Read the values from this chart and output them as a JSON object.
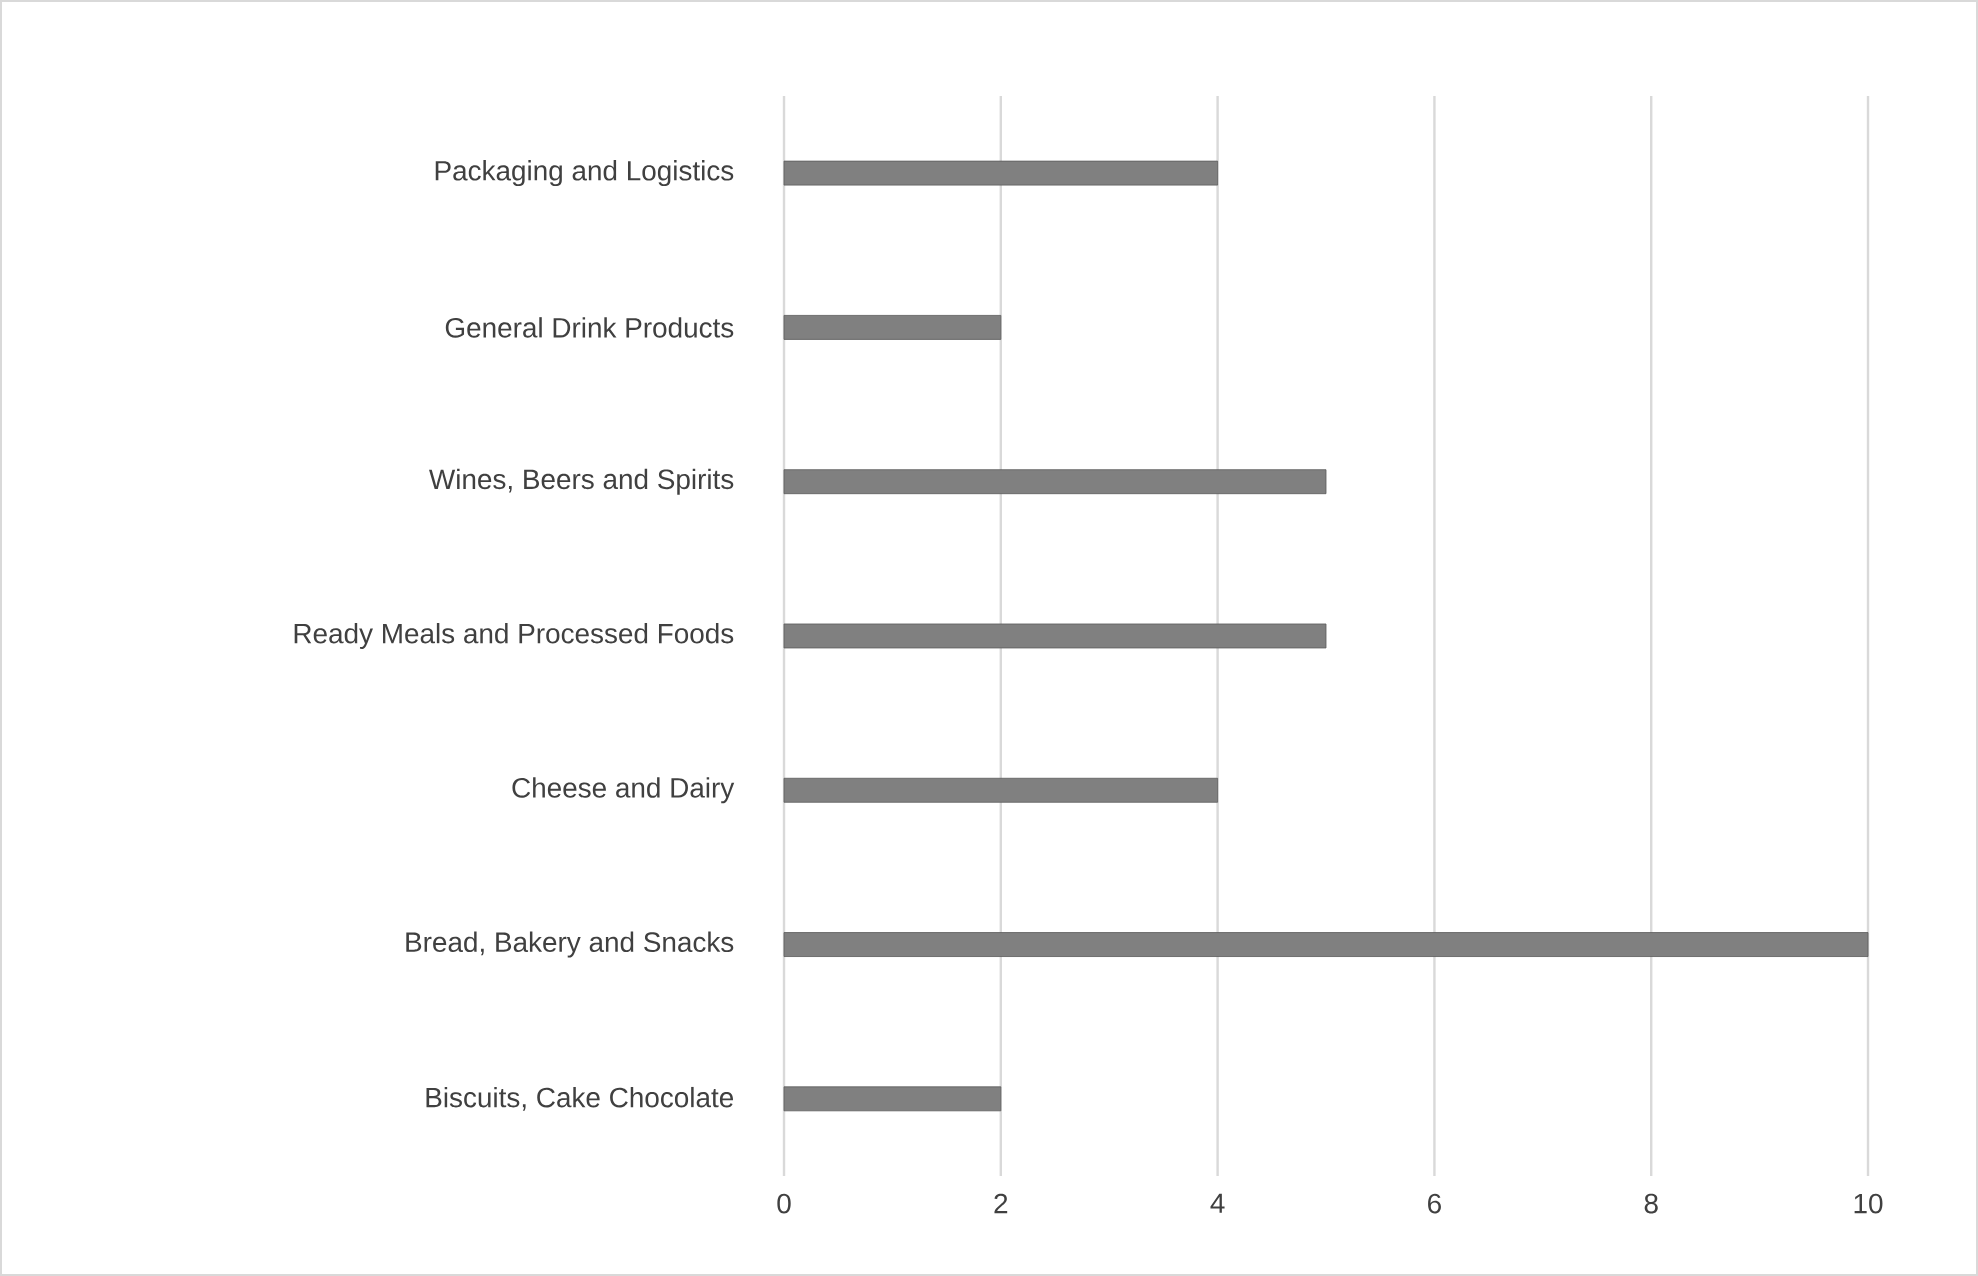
{
  "chart_data": {
    "type": "bar",
    "orientation": "horizontal",
    "categories": [
      "Packaging and Logistics",
      "General Drink Products",
      "Wines, Beers and Spirits",
      "Ready Meals and Processed Foods",
      "Cheese and Dairy",
      "Bread, Bakery and Snacks",
      "Biscuits, Cake Chocolate"
    ],
    "values": [
      4,
      2,
      5,
      5,
      4,
      10,
      2
    ],
    "color": "#808080",
    "xlim": [
      0,
      10
    ],
    "xticks": [
      0,
      2,
      4,
      6,
      8,
      10
    ],
    "grid": "x"
  }
}
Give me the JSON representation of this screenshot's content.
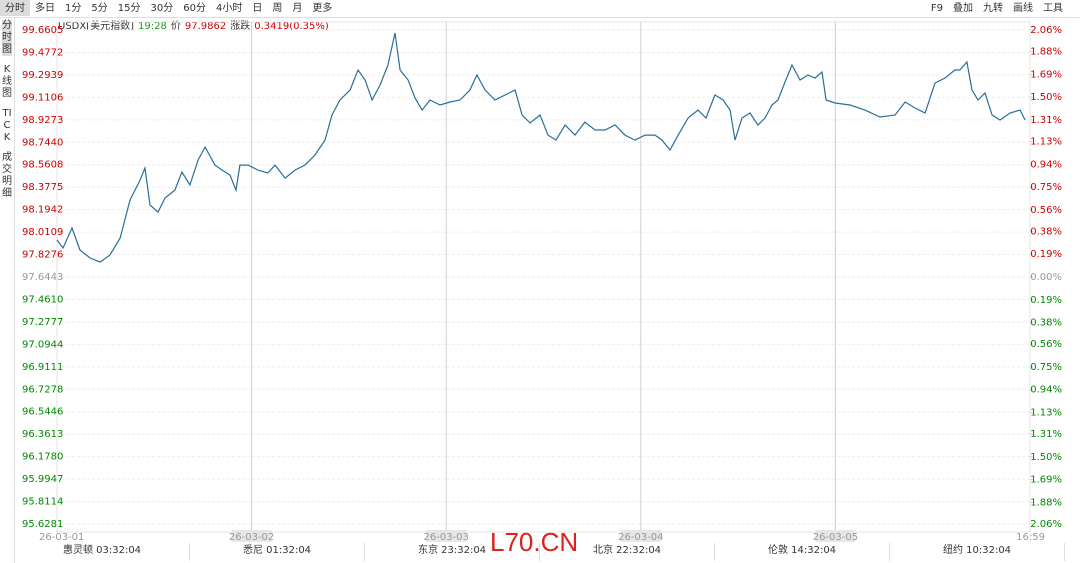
{
  "toolbar": {
    "periods": [
      "分时",
      "多日",
      "1分",
      "5分",
      "15分",
      "30分",
      "60分",
      "4小时",
      "日",
      "周",
      "月",
      "更多"
    ],
    "tools": [
      "F9",
      "叠加",
      "九转",
      "画线",
      "工具"
    ]
  },
  "sidebar": [
    "分时图",
    "K线图",
    "TICK",
    "成交明细"
  ],
  "quote": {
    "symbol": "USDX[美元指数]",
    "time": "19:28",
    "price_label": "价",
    "price": "97.9862",
    "change_label": "涨跌",
    "change": "0.3419(0.35%)"
  },
  "bottom_times": [
    "惠灵顿 03:32:04",
    "悉尼 01:32:04",
    "东京 23:32:04",
    "北京 22:32:04",
    "伦敦 14:32:04",
    "纽约 10:32:04"
  ],
  "watermark": "L70.CN",
  "chart_data": {
    "type": "line",
    "color": "#2a6f97",
    "up_color": "#d00000",
    "down_color": "#008a00",
    "flat_color": "#999999",
    "grid": true,
    "xlim": [
      0,
      5
    ],
    "xticks": [
      {
        "value": 0,
        "label": "26-03-01"
      },
      {
        "value": 1,
        "label": "26-03-02"
      },
      {
        "value": 2,
        "label": "26-03-03"
      },
      {
        "value": 3,
        "label": "26-03-04"
      },
      {
        "value": 4,
        "label": "26-03-05"
      },
      {
        "value": 5,
        "label": "16:59"
      }
    ],
    "ylim": [
      95.6281,
      99.6605
    ],
    "yticks": [
      99.6605,
      99.4772,
      99.2939,
      99.1106,
      98.9273,
      {
        "value": 98.744,
        "label": "98.7440"
      },
      98.5608,
      98.3775,
      98.1942,
      98.0109,
      97.8276,
      97.6443,
      {
        "value": 97.461,
        "label": "97.4610"
      },
      97.2777,
      97.0944,
      96.9111,
      96.7278,
      96.5446,
      96.3613,
      {
        "value": 96.178,
        "label": "96.1780"
      },
      95.9947,
      95.8114,
      95.6281
    ],
    "y2lim": [
      -2.06,
      2.06
    ],
    "y2ticks": [
      {
        "value": 2.06,
        "label": "2.06%"
      },
      {
        "value": 1.88,
        "label": "1.88%"
      },
      {
        "value": 1.69,
        "label": "1.69%"
      },
      {
        "value": 1.5,
        "label": "1.50%"
      },
      {
        "value": 1.31,
        "label": "1.31%"
      },
      {
        "value": 1.13,
        "label": "1.13%"
      },
      {
        "value": 0.94,
        "label": "0.94%"
      },
      {
        "value": 0.75,
        "label": "0.75%"
      },
      {
        "value": 0.56,
        "label": "0.56%"
      },
      {
        "value": 0.38,
        "label": "0.38%"
      },
      {
        "value": 0.19,
        "label": "0.19%"
      },
      {
        "value": 0,
        "label": "0.00%"
      },
      {
        "value": -0.19,
        "label": "0.19%"
      },
      {
        "value": -0.38,
        "label": "0.38%"
      },
      {
        "value": -0.56,
        "label": "0.56%"
      },
      {
        "value": -0.75,
        "label": "0.75%"
      },
      {
        "value": -0.94,
        "label": "0.94%"
      },
      {
        "value": -1.13,
        "label": "1.13%"
      },
      {
        "value": -1.31,
        "label": "1.31%"
      },
      {
        "value": -1.5,
        "label": "1.50%"
      },
      {
        "value": -1.69,
        "label": "1.69%"
      },
      {
        "value": -1.88,
        "label": "1.88%"
      },
      {
        "value": -2.06,
        "label": "2.06%"
      }
    ],
    "x": [
      0,
      0.031,
      0.077,
      0.118,
      0.17,
      0.221,
      0.272,
      0.324,
      0.375,
      0.427,
      0.452,
      0.478,
      0.519,
      0.555,
      0.606,
      0.642,
      0.683,
      0.725,
      0.761,
      0.812,
      0.848,
      0.889,
      0.92,
      0.94,
      0.982,
      1.033,
      1.084,
      1.12,
      1.172,
      1.223,
      1.274,
      1.326,
      1.377,
      1.413,
      1.454,
      1.506,
      1.547,
      1.583,
      1.619,
      1.66,
      1.701,
      1.737,
      1.763,
      1.804,
      1.84,
      1.876,
      1.917,
      1.968,
      2.02,
      2.071,
      2.122,
      2.158,
      2.2,
      2.251,
      2.302,
      2.354,
      2.39,
      2.431,
      2.482,
      2.523,
      2.564,
      2.611,
      2.662,
      2.713,
      2.765,
      2.816,
      2.868,
      2.919,
      2.97,
      3.022,
      3.073,
      3.109,
      3.15,
      3.192,
      3.243,
      3.294,
      3.335,
      3.381,
      3.423,
      3.459,
      3.484,
      3.52,
      3.561,
      3.602,
      3.638,
      3.674,
      3.705,
      3.741,
      3.777,
      3.818,
      3.859,
      3.895,
      3.931,
      3.952,
      3.998,
      4.075,
      4.152,
      4.229,
      4.307,
      4.358,
      4.409,
      4.461,
      4.512,
      4.563,
      4.614,
      4.64,
      4.676,
      4.702,
      4.733,
      4.769,
      4.805,
      4.846,
      4.897,
      4.949,
      4.975
    ],
    "values": [
      97.946,
      97.881,
      98.044,
      97.864,
      97.799,
      97.766,
      97.823,
      97.962,
      98.272,
      98.436,
      98.534,
      98.232,
      98.174,
      98.289,
      98.354,
      98.501,
      98.395,
      98.599,
      98.705,
      98.558,
      98.517,
      98.477,
      98.354,
      98.558,
      98.558,
      98.517,
      98.493,
      98.558,
      98.452,
      98.517,
      98.558,
      98.64,
      98.762,
      98.967,
      99.089,
      99.171,
      99.334,
      99.252,
      99.089,
      99.211,
      99.375,
      99.636,
      99.334,
      99.252,
      99.105,
      99.007,
      99.089,
      99.048,
      99.073,
      99.089,
      99.171,
      99.293,
      99.171,
      99.089,
      99.13,
      99.171,
      98.967,
      98.901,
      98.967,
      98.803,
      98.762,
      98.885,
      98.803,
      98.909,
      98.844,
      98.844,
      98.885,
      98.803,
      98.762,
      98.803,
      98.803,
      98.762,
      98.681,
      98.803,
      98.942,
      99.007,
      98.942,
      99.13,
      99.089,
      99.007,
      98.762,
      98.942,
      98.983,
      98.885,
      98.942,
      99.048,
      99.089,
      99.236,
      99.375,
      99.252,
      99.293,
      99.269,
      99.318,
      99.089,
      99.065,
      99.048,
      99.007,
      98.95,
      98.967,
      99.073,
      99.024,
      98.983,
      99.228,
      99.269,
      99.334,
      99.334,
      99.399,
      99.171,
      99.089,
      99.146,
      98.967,
      98.926,
      98.983,
      99.007,
      98.926
    ]
  }
}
--- --- ---
(Directions for this task): Reproduce every record above exactly, omitting the pictures.

(Answer to the problem):
Read the values from this chart and output them as a JSON object.
{
  "chart_data": {
    "type": "bar",
    "orientation": "horizontal",
    "categories": [
      "Packaging and Logistics",
      "General Drink Products",
      "Wines, Beers and Spirits",
      "Ready Meals and Processed Foods",
      "Cheese and Dairy",
      "Bread, Bakery and Snacks",
      "Biscuits, Cake Chocolate"
    ],
    "values": [
      4,
      2,
      5,
      5,
      4,
      10,
      2
    ],
    "color": "#808080",
    "xlim": [
      0,
      10
    ],
    "xticks": [
      0,
      2,
      4,
      6,
      8,
      10
    ],
    "grid": "x"
  }
}
Give me the JSON representation of this screenshot's content.
{
  "toolbar": {
    "periods": [
      "分时",
      "多日",
      "1分",
      "5分",
      "15分",
      "30分",
      "60分",
      "4小时",
      "日",
      "周",
      "月",
      "更多"
    ],
    "tools": [
      "F9",
      "叠加",
      "九转",
      "画线",
      "工具"
    ]
  },
  "sidebar": [
    "分时图",
    "K线图",
    "TICK",
    "成交明细"
  ],
  "quote": {
    "symbol": "USDX[美元指数]",
    "time": "19:28",
    "price_label": "价",
    "price": "97.9862",
    "change_label": "涨跌",
    "change": "0.3419(0.35%)"
  },
  "bottom_times": [
    "惠灵顿 03:32:04",
    "悉尼 01:32:04",
    "东京 23:32:04",
    "北京 22:32:04",
    "伦敦 14:32:04",
    "纽约 10:32:04"
  ],
  "watermark": "L70.CN",
  "chart_data": {
    "type": "line",
    "color": "#2a6f97",
    "up_color": "#d00000",
    "down_color": "#008a00",
    "flat_color": "#999999",
    "grid": true,
    "xlim": [
      0,
      5
    ],
    "xticks": [
      {
        "value": 0,
        "label": "26-03-01"
      },
      {
        "value": 1,
        "label": "26-03-02"
      },
      {
        "value": 2,
        "label": "26-03-03"
      },
      {
        "value": 3,
        "label": "26-03-04"
      },
      {
        "value": 4,
        "label": "26-03-05"
      },
      {
        "value": 5,
        "label": "16:59"
      }
    ],
    "ylim": [
      95.6281,
      99.6605
    ],
    "yticks": [
      99.6605,
      99.4772,
      99.2939,
      99.1106,
      98.9273,
      {
        "value": 98.744,
        "label": "98.7440"
      },
      98.5608,
      98.3775,
      98.1942,
      98.0109,
      97.8276,
      97.6443,
      {
        "value": 97.461,
        "label": "97.4610"
      },
      97.2777,
      97.0944,
      96.9111,
      96.7278,
      96.5446,
      96.3613,
      {
        "value": 96.178,
        "label": "96.1780"
      },
      95.9947,
      95.8114,
      95.6281
    ],
    "y2lim": [
      -2.06,
      2.06
    ],
    "y2ticks": [
      {
        "value": 2.06,
        "label": "2.06%"
      },
      {
        "value": 1.88,
        "label": "1.88%"
      },
      {
        "value": 1.69,
        "label": "1.69%"
      },
      {
        "value": 1.5,
        "label": "1.50%"
      },
      {
        "value": 1.31,
        "label": "1.31%"
      },
      {
        "value": 1.13,
        "label": "1.13%"
      },
      {
        "value": 0.94,
        "label": "0.94%"
      },
      {
        "value": 0.75,
        "label": "0.75%"
      },
      {
        "value": 0.56,
        "label": "0.56%"
      },
      {
        "value": 0.38,
        "label": "0.38%"
      },
      {
        "value": 0.19,
        "label": "0.19%"
      },
      {
        "value": 0,
        "label": "0.00%"
      },
      {
        "value": -0.19,
        "label": "0.19%"
      },
      {
        "value": -0.38,
        "label": "0.38%"
      },
      {
        "value": -0.56,
        "label": "0.56%"
      },
      {
        "value": -0.75,
        "label": "0.75%"
      },
      {
        "value": -0.94,
        "label": "0.94%"
      },
      {
        "value": -1.13,
        "label": "1.13%"
      },
      {
        "value": -1.31,
        "label": "1.31%"
      },
      {
        "value": -1.5,
        "label": "1.50%"
      },
      {
        "value": -1.69,
        "label": "1.69%"
      },
      {
        "value": -1.88,
        "label": "1.88%"
      },
      {
        "value": -2.06,
        "label": "2.06%"
      }
    ],
    "x": [
      0,
      0.031,
      0.077,
      0.118,
      0.17,
      0.221,
      0.272,
      0.324,
      0.375,
      0.427,
      0.452,
      0.478,
      0.519,
      0.555,
      0.606,
      0.642,
      0.683,
      0.725,
      0.761,
      0.812,
      0.848,
      0.889,
      0.92,
      0.94,
      0.982,
      1.033,
      1.084,
      1.12,
      1.172,
      1.223,
      1.274,
      1.326,
      1.377,
      1.413,
      1.454,
      1.506,
      1.547,
      1.583,
      1.619,
      1.66,
      1.701,
      1.737,
      1.763,
      1.804,
      1.84,
      1.876,
      1.917,
      1.968,
      2.02,
      2.071,
      2.122,
      2.158,
      2.2,
      2.251,
      2.302,
      2.354,
      2.39,
      2.431,
      2.482,
      2.523,
      2.564,
      2.611,
      2.662,
      2.713,
      2.765,
      2.816,
      2.868,
      2.919,
      2.97,
      3.022,
      3.073,
      3.109,
      3.15,
      3.192,
      3.243,
      3.294,
      3.335,
      3.381,
      3.423,
      3.459,
      3.484,
      3.52,
      3.561,
      3.602,
      3.638,
      3.674,
      3.705,
      3.741,
      3.777,
      3.818,
      3.859,
      3.895,
      3.931,
      3.952,
      3.998,
      4.075,
      4.152,
      4.229,
      4.307,
      4.358,
      4.409,
      4.461,
      4.512,
      4.563,
      4.614,
      4.64,
      4.676,
      4.702,
      4.733,
      4.769,
      4.805,
      4.846,
      4.897,
      4.949,
      4.975
    ],
    "values": [
      97.946,
      97.881,
      98.044,
      97.864,
      97.799,
      97.766,
      97.823,
      97.962,
      98.272,
      98.436,
      98.534,
      98.232,
      98.174,
      98.289,
      98.354,
      98.501,
      98.395,
      98.599,
      98.705,
      98.558,
      98.517,
      98.477,
      98.354,
      98.558,
      98.558,
      98.517,
      98.493,
      98.558,
      98.452,
      98.517,
      98.558,
      98.64,
      98.762,
      98.967,
      99.089,
      99.171,
      99.334,
      99.252,
      99.089,
      99.211,
      99.375,
      99.636,
      99.334,
      99.252,
      99.105,
      99.007,
      99.089,
      99.048,
      99.073,
      99.089,
      99.171,
      99.293,
      99.171,
      99.089,
      99.13,
      99.171,
      98.967,
      98.901,
      98.967,
      98.803,
      98.762,
      98.885,
      98.803,
      98.909,
      98.844,
      98.844,
      98.885,
      98.803,
      98.762,
      98.803,
      98.803,
      98.762,
      98.681,
      98.803,
      98.942,
      99.007,
      98.942,
      99.13,
      99.089,
      99.007,
      98.762,
      98.942,
      98.983,
      98.885,
      98.942,
      99.048,
      99.089,
      99.236,
      99.375,
      99.252,
      99.293,
      99.269,
      99.318,
      99.089,
      99.065,
      99.048,
      99.007,
      98.95,
      98.967,
      99.073,
      99.024,
      98.983,
      99.228,
      99.269,
      99.334,
      99.334,
      99.399,
      99.171,
      99.089,
      99.146,
      98.967,
      98.926,
      98.983,
      99.007,
      98.926
    ]
  }
}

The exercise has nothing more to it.